SUPPLIED INFORMATION:

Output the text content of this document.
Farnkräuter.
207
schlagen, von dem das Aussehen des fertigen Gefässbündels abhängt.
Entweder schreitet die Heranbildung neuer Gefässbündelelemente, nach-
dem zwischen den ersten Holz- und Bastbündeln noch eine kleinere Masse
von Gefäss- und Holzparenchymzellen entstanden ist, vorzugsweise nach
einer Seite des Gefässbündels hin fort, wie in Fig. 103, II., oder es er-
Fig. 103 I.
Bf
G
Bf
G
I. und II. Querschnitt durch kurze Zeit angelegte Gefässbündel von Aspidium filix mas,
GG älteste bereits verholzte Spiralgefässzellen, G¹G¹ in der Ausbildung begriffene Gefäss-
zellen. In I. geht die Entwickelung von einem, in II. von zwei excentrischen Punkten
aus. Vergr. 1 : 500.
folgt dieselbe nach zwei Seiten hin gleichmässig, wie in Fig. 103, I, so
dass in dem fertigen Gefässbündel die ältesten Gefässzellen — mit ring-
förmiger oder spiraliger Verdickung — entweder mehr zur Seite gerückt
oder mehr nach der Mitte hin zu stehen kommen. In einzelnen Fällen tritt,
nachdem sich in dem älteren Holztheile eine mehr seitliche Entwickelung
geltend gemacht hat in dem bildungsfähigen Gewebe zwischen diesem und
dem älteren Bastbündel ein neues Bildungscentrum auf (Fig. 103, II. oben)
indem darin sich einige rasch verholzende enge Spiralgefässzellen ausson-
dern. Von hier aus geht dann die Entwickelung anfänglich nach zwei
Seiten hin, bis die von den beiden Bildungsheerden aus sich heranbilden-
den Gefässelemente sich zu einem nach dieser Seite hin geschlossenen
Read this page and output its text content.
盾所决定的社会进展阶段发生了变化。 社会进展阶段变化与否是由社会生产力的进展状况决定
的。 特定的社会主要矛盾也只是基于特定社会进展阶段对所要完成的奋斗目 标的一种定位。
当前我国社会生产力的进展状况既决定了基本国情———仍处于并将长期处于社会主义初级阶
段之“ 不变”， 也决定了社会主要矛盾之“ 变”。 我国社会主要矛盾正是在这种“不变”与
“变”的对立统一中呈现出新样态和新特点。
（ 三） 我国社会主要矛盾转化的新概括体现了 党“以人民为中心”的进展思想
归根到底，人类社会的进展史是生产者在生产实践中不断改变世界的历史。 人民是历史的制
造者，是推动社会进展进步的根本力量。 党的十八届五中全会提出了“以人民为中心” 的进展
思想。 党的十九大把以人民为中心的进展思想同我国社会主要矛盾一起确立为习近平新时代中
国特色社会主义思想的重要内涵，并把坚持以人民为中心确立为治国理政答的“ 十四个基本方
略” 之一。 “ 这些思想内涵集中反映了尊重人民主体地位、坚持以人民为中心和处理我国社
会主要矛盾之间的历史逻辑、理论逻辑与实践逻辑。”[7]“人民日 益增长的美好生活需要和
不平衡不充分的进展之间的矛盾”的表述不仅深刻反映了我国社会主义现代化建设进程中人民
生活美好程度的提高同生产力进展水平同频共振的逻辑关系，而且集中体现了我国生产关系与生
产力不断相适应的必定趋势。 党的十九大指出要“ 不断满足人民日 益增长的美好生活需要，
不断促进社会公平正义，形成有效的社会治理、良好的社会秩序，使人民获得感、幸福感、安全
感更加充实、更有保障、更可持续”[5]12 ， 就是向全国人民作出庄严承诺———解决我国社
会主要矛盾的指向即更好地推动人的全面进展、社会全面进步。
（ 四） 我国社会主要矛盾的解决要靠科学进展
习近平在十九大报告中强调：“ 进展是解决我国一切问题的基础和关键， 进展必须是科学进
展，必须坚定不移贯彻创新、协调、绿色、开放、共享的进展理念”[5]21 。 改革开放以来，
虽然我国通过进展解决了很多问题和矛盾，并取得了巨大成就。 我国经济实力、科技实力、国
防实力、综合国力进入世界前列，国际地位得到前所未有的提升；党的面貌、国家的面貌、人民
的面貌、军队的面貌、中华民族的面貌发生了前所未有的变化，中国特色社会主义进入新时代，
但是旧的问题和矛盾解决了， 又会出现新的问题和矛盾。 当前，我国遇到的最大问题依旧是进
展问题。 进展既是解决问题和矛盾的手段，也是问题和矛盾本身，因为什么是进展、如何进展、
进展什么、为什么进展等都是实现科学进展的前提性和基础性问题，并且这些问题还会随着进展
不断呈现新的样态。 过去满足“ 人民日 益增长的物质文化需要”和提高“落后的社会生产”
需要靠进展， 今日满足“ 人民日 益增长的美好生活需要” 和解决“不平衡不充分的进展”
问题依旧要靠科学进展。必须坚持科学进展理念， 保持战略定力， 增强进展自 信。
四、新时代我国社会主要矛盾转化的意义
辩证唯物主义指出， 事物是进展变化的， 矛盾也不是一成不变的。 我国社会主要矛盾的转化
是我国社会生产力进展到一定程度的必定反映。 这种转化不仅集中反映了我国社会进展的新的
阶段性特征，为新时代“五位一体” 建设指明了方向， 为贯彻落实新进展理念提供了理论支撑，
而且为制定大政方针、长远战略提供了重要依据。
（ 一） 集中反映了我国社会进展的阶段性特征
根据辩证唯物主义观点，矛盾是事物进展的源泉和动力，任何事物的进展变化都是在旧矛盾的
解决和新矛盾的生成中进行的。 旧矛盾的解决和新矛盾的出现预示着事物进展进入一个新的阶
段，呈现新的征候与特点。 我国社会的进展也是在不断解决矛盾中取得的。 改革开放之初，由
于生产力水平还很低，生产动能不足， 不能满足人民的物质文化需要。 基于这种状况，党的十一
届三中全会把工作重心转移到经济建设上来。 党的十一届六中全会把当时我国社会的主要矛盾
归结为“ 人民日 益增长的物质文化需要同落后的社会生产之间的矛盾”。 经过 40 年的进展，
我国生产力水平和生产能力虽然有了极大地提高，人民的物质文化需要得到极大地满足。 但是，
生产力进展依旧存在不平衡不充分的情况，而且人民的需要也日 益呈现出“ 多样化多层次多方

INSTRUCTIONS FOR THE TASK: Work out how many lines above contain the word "Entwickelung". Give only the number.

THE SOLUTION: 3